Start of DATASET CONTENT
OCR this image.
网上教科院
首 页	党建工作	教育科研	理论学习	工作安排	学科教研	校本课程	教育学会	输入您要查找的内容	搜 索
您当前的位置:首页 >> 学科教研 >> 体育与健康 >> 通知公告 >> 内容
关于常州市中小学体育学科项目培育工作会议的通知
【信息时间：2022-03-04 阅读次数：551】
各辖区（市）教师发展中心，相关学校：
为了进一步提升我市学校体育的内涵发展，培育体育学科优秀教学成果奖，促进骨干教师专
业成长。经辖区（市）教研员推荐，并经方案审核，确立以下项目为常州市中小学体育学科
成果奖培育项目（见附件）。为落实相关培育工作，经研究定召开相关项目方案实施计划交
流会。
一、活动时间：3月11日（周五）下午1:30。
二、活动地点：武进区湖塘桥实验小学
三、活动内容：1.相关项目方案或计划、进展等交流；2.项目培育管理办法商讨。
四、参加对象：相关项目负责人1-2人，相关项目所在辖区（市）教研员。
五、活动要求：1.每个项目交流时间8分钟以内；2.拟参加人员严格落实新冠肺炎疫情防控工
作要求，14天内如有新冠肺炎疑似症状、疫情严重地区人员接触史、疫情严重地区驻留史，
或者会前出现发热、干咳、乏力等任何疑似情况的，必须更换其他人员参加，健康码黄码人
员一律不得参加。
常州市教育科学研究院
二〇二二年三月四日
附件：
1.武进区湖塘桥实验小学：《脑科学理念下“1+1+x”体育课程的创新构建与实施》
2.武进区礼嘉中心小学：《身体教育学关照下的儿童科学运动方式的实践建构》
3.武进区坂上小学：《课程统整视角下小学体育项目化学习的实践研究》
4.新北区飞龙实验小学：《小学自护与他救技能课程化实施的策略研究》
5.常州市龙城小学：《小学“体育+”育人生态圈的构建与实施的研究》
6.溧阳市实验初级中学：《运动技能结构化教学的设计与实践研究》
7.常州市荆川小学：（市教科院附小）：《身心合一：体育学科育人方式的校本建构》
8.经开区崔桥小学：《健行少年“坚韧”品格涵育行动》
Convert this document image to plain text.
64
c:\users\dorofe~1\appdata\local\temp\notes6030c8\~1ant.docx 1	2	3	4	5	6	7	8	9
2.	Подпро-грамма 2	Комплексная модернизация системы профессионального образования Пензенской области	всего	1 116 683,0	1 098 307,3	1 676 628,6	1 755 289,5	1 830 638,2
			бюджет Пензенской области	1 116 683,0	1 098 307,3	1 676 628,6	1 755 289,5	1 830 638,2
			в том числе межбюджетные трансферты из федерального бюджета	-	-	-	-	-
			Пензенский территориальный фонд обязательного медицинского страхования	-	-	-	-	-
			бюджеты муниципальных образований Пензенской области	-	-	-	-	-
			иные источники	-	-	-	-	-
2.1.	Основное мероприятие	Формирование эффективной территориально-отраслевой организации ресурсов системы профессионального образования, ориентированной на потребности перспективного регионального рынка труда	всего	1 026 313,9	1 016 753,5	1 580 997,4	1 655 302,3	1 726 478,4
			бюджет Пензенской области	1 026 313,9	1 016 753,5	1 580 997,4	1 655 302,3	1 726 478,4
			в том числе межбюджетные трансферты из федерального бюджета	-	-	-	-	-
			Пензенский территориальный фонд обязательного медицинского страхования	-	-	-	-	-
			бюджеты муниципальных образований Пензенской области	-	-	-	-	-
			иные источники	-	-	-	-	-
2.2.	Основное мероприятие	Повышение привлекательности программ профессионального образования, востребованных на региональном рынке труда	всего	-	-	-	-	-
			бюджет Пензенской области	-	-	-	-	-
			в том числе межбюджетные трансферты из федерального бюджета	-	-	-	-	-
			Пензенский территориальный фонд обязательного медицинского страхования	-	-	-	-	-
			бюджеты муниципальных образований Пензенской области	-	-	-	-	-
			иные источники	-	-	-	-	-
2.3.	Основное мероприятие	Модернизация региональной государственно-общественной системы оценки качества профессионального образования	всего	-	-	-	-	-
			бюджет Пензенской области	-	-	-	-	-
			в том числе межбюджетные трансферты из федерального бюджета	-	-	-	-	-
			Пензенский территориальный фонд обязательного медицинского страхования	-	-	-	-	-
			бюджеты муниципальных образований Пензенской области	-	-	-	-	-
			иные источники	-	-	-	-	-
End of DATASET CONTENT
## WHAT IS REQUIRED
From the records, copy every line that has the string "всего" in it.

## TASK OUTPUT
2.	Подпро-грамма 2	Комплексная модернизация системы профессионального образования Пензенской области	всего	1 116 683,0	1 098 307,3	1 676 628,6	1 755 289,5	1 830 638,2
2.1.	Основное мероприятие	Формирование эффективной территориально-отраслевой организации ресурсов системы профессионального образования, ориентированной на потребности перспективного регионального рынка труда	всего	1 026 313,9	1 016 753,5	1 580 997,4	1 655 302,3	1 726 478,4
2.2.	Основное мероприятие	Повышение привлекательности программ профессионального образования, востребованных на региональном рынке труда	всего	-	-	-	-	-
2.3.	Основное мероприятие	Модернизация региональной государственно-общественной системы оценки качества профессионального образования	всего	-	-	-	-	-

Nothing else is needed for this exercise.